■ **TO BE DONE**
Using the entries that follow, count the lines containing the word "설명하기" and give that number by itself.
━━━ STORED ROWS
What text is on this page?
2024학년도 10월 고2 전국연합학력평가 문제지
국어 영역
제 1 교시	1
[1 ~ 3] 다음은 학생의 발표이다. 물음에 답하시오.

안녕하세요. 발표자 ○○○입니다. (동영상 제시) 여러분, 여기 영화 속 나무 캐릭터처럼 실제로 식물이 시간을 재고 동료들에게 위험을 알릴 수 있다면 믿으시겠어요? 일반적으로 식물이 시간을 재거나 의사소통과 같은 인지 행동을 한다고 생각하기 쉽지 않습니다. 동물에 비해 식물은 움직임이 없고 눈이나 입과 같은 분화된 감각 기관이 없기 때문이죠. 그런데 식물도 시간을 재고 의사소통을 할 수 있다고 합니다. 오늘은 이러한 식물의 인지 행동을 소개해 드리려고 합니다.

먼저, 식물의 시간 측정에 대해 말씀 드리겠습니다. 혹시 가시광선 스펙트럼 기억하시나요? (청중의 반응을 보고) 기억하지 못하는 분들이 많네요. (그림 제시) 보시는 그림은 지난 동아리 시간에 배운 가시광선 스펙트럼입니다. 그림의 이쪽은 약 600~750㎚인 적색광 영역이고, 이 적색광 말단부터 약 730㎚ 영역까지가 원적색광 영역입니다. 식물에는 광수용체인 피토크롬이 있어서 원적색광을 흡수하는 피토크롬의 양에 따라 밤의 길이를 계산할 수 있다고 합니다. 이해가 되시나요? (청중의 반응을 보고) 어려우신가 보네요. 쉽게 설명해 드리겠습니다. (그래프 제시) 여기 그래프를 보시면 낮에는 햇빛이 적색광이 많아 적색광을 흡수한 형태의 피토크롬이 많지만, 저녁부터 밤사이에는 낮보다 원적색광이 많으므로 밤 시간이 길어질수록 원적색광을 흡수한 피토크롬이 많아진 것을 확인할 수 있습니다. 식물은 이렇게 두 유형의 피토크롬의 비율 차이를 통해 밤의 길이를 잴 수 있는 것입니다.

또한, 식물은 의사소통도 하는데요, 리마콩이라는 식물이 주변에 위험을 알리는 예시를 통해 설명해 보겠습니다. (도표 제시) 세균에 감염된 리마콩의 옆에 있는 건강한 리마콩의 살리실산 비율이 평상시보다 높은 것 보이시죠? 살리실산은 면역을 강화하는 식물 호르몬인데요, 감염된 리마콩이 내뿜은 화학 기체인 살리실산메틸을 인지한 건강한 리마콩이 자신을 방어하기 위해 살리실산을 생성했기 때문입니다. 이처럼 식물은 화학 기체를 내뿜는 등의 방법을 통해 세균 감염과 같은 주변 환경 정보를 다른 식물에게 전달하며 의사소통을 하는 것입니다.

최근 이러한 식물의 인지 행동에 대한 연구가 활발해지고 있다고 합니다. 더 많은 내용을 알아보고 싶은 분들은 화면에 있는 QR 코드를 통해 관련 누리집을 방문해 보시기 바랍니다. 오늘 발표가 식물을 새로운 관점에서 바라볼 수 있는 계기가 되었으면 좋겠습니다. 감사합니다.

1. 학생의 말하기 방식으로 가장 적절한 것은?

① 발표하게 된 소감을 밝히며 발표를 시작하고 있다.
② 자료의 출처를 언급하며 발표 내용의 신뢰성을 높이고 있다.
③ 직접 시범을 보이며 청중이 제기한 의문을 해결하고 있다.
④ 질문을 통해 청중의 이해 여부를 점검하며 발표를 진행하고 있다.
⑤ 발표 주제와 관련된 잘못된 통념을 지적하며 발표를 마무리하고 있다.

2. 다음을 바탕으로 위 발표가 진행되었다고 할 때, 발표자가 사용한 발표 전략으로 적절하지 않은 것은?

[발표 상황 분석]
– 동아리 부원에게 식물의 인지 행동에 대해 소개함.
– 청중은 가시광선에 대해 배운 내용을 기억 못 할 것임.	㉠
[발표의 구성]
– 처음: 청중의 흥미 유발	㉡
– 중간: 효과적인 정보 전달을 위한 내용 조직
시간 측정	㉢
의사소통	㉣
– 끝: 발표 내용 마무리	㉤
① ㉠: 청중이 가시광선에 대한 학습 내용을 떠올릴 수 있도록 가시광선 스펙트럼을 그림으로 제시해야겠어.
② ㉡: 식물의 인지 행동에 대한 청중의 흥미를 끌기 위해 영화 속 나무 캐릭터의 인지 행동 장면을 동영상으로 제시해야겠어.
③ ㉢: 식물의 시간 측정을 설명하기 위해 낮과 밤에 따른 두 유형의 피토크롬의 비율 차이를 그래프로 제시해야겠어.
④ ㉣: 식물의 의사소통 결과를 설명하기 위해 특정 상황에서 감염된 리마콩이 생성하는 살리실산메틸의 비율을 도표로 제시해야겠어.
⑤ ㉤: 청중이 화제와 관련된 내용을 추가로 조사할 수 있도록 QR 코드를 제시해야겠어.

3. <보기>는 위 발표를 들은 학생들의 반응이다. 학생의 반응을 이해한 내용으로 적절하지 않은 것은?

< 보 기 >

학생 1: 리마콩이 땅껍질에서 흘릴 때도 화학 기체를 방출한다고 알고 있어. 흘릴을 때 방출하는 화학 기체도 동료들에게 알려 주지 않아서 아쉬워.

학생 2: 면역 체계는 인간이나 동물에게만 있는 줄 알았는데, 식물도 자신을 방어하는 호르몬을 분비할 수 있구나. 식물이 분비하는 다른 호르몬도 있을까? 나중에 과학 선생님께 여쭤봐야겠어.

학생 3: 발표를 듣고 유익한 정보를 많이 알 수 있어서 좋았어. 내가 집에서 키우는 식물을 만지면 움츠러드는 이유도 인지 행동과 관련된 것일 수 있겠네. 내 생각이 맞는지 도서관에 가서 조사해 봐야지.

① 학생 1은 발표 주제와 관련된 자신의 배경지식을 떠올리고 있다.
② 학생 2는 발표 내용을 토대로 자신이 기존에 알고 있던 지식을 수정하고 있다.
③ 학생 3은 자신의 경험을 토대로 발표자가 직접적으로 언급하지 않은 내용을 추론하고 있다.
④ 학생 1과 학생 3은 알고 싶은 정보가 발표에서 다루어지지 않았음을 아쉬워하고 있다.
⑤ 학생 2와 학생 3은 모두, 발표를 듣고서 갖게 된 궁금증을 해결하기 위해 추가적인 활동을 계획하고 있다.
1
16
━━━━━━
■ **RESPONSE TO THE EXERCISE**
2